What to do: Quote the entries that follow exactly, leaving none out.

-- START OF Data records --

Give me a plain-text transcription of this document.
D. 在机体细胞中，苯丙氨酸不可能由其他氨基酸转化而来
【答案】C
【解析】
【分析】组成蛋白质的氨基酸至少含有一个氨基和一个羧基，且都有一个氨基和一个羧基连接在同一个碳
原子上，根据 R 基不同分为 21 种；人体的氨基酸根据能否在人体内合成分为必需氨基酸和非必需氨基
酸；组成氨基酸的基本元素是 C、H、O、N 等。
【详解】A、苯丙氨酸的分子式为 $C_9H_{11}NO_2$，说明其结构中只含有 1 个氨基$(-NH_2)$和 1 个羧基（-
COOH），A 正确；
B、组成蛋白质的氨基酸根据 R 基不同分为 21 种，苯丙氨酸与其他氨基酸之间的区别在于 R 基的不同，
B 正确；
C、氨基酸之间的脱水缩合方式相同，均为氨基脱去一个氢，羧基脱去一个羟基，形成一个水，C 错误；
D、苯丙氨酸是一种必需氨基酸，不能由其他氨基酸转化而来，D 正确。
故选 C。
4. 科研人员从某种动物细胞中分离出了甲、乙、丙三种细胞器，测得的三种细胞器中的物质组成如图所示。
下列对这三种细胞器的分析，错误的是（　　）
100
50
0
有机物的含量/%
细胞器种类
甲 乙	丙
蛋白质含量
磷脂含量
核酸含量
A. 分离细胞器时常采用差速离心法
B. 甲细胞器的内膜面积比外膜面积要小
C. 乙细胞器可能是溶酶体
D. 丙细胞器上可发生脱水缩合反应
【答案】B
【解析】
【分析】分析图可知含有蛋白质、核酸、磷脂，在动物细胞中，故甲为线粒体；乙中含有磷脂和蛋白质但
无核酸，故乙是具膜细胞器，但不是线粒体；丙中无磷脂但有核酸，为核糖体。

-- END OF Data records --

Result for this exercise:
Give me a plain-text transcription of this document.
D. 在机体细胞中，苯丙氨酸不可能由其他氨基酸转化而来
【答案】C
【解析】
【分析】组成蛋白质的氨基酸至少含有一个氨基和一个羧基，且都有一个氨基和一个羧基连接在同一个碳
原子上，根据 R 基不同分为 21 种；人体的氨基酸根据能否在人体内合成分为必需氨基酸和非必需氨基
酸；组成氨基酸的基本元素是 C、H、O、N 等。
【详解】A、苯丙氨酸的分子式为 $C_9H_{11}NO_2$，说明其结构中只含有 1 个氨基$(-NH_2)$和 1 个羧基（-
COOH），A 正确；
B、组成蛋白质的氨基酸根据 R 基不同分为 21 种，苯丙氨酸与其他氨基酸之间的区别在于 R 基的不同，
B 正确；
C、氨基酸之间的脱水缩合方式相同，均为氨基脱去一个氢，羧基脱去一个羟基，形成一个水，C 错误；
D、苯丙氨酸是一种必需氨基酸，不能由其他氨基酸转化而来，D 正确。
故选 C。
4. 科研人员从某种动物细胞中分离出了甲、乙、丙三种细胞器，测得的三种细胞器中的物质组成如图所示。
下列对这三种细胞器的分析，错误的是（　　）
100
50
0
有机物的含量/%
细胞器种类
甲 乙	丙
蛋白质含量
磷脂含量
核酸含量
A. 分离细胞器时常采用差速离心法
B. 甲细胞器的内膜面积比外膜面积要小
C. 乙细胞器可能是溶酶体
D. 丙细胞器上可发生脱水缩合反应
【答案】B
【解析】
【分析】分析图可知含有蛋白质、核酸、磷脂，在动物细胞中，故甲为线粒体；乙中含有磷脂和蛋白质但
无核酸，故乙是具膜细胞器，但不是线粒体；丙中无磷脂但有核酸，为核糖体。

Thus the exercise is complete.